Extracted data entries:
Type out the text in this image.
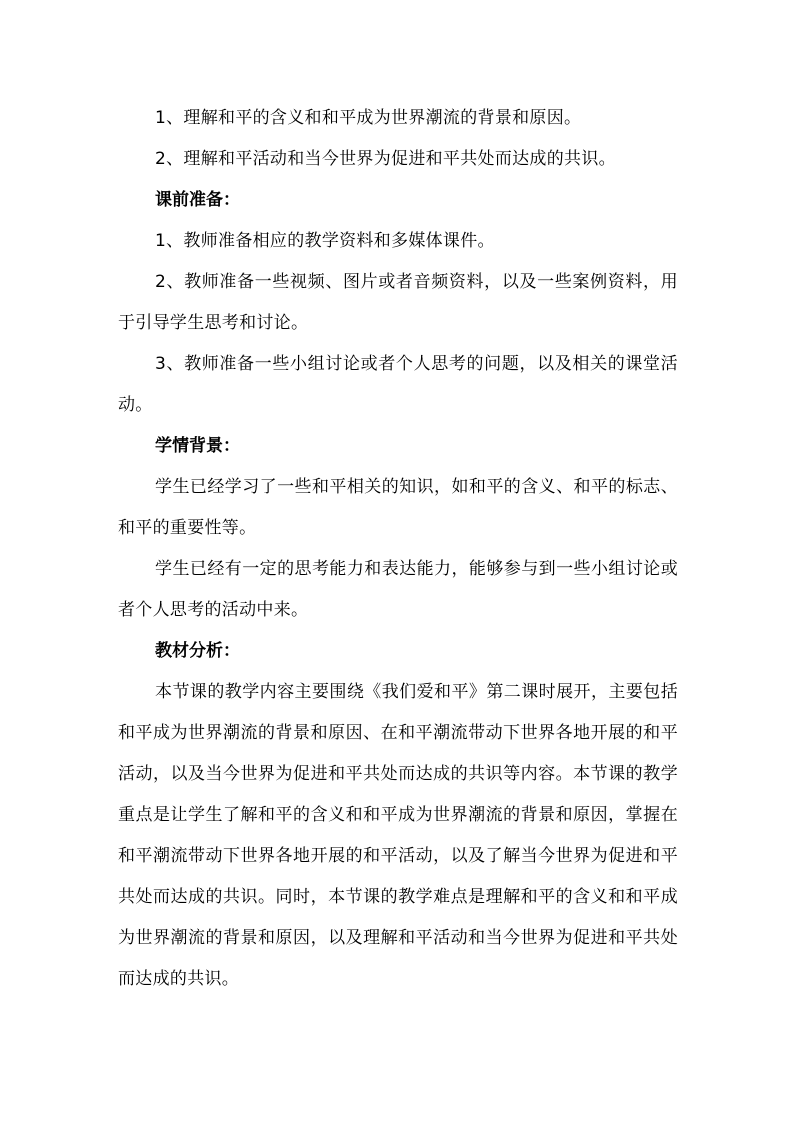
1、理解和平的含义和和平成为世界潮流的背景和原因。

2、理解和平活动和当今世界为促进和平共处而达成的共识。

课前准备：

1、教师准备相应的教学资料和多媒体课件。

2、教师准备一些视频、图片或者音频资料，以及一些案例资料，用于引导学生思考和讨论。

3、教师准备一些小组讨论或者个人思考的问题，以及相关的课堂活动。

学情背景：

学生已经学习了一些和平相关的知识，如和平的含义、和平的标志、和平的重要性等。

学生已经有一定的思考能力和表达能力，能够参与到一些小组讨论或者个人思考的活动中来。

教材分析：

本节课的教学内容主要围绕《我们爱和平》第二课时展开，主要包括和平成为世界潮流的背景和原因、在和平潮流带动下世界各地开展的和平活动，以及当今世界为促进和平共处而达成的共识等内容。本节课的教学重点是让学生了解和平的含义和和平成为世界潮流的背景和原因，掌握在和平潮流带动下世界各地开展的和平活动，以及了解当今世界为促进和平共处而达成的共识。同时，本节课的教学难点是理解和平的含义和和平成为世界潮流的背景和原因，以及理解和平活动和当今世界为促进和平共处而达成的共识。
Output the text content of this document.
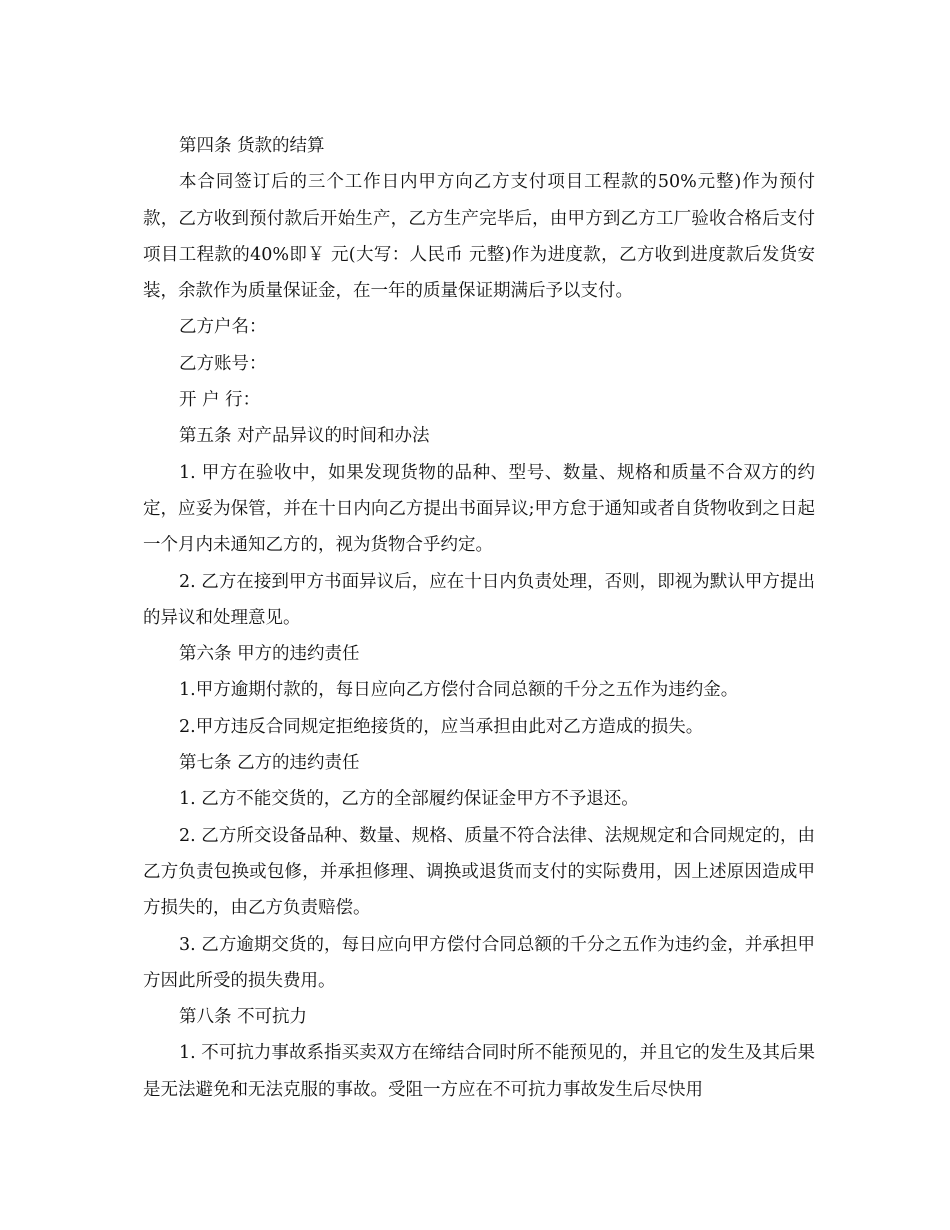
第四条 货款的结算

本合同签订后的三个工作日内甲方向乙方支付项目工程款的50%元整)作为预付款，乙方收到预付款后开始生产，乙方生产完毕后，由甲方到乙方工厂验收合格后支付项目工程款的40%即￥ 元(大写：人民币 元整)作为进度款，乙方收到进度款后发货安装，余款作为质量保证金，在一年的质量保证期满后予以支付。

乙方户名：

乙方账号：

开 户 行：

第五条 对产品异议的时间和办法

1. 甲方在验收中，如果发现货物的品种、型号、数量、规格和质量不合双方的约定，应妥为保管，并在十日内向乙方提出书面异议;甲方怠于通知或者自货物收到之日起一个月内未通知乙方的，视为货物合乎约定。

2. 乙方在接到甲方书面异议后，应在十日内负责处理，否则，即视为默认甲方提出的异议和处理意见。

第六条 甲方的违约责任

1.甲方逾期付款的，每日应向乙方偿付合同总额的千分之五作为违约金。

2.甲方违反合同规定拒绝接货的，应当承担由此对乙方造成的损失。

第七条 乙方的违约责任

1. 乙方不能交货的，乙方的全部履约保证金甲方不予退还。

2. 乙方所交设备品种、数量、规格、质量不符合法律、法规规定和合同规定的，由乙方负责包换或包修，并承担修理、调换或退货而支付的实际费用，因上述原因造成甲方损失的，由乙方负责赔偿。

3. 乙方逾期交货的，每日应向甲方偿付合同总额的千分之五作为违约金，并承担甲方因此所受的损失费用。

第八条 不可抗力

1. 不可抗力事故系指买卖双方在缔结合同时所不能预见的，并且它的发生及其后果是无法避免和无法克服的事故。受阻一方应在不可抗力事故发生后尽快用
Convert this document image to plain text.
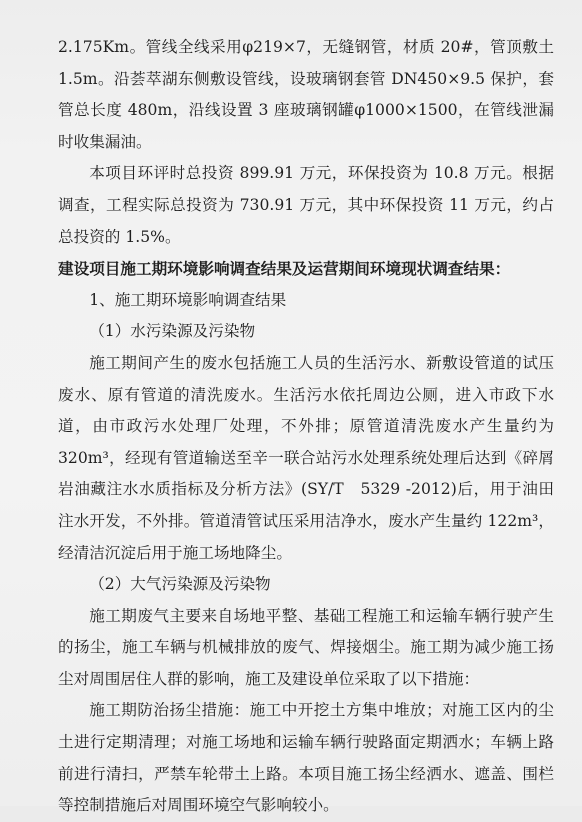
2.175Km。管线全线采用φ219×7，无缝钢管，材质 20#，管顶敷土 1.5m。沿荟萃湖东侧敷设管线，设玻璃钢套管 DN450×9.5 保护，套管总长度 480m，沿线设置 3 座玻璃钢罐φ1000×1500，在管线泄漏时收集漏油。

本项目环评时总投资 899.91 万元，环保投资为 10.8 万元。根据调查，工程实际总投资为 730.91 万元，其中环保投资 11 万元，约占总投资的 1.5%。

建设项目施工期环境影响调查结果及运营期间环境现状调查结果：

1、施工期环境影响调查结果

（1）水污染源及污染物

施工期间产生的废水包括施工人员的生活污水、新敷设管道的试压废水、原有管道的清洗废水。生活污水依托周边公厕，进入市政下水道，由市政污水处理厂处理，不外排；原管道清洗废水产生量约为 320m³，经现有管道输送至辛一联合站污水处理系统处理后达到《碎屑岩油藏注水水质指标及分析方法》(SY/T　5329 -2012)后，用于油田注水开发，不外排。管道清管试压采用洁净水，废水产生量约 122m³，经清洁沉淀后用于施工场地降尘。

（2）大气污染源及污染物

施工期废气主要来自场地平整、基础工程施工和运输车辆行驶产生的扬尘，施工车辆与机械排放的废气、焊接烟尘。施工期为减少施工扬尘对周围居住人群的影响，施工及建设单位采取了以下措施：

施工期防治扬尘措施：施工中开挖土方集中堆放；对施工区内的尘土进行定期清理；对施工场地和运输车辆行驶路面定期洒水；车辆上路前进行清扫，严禁车轮带土上路。本项目施工扬尘经洒水、遮盖、围栏等控制措施后对周围环境空气影响较小。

▶ **WHAT YOU SHOULD DO**: Across the entries above, how many lines contain "text"? Provide only the count.

▶ **REPLY TO THE EXERCISE**: 3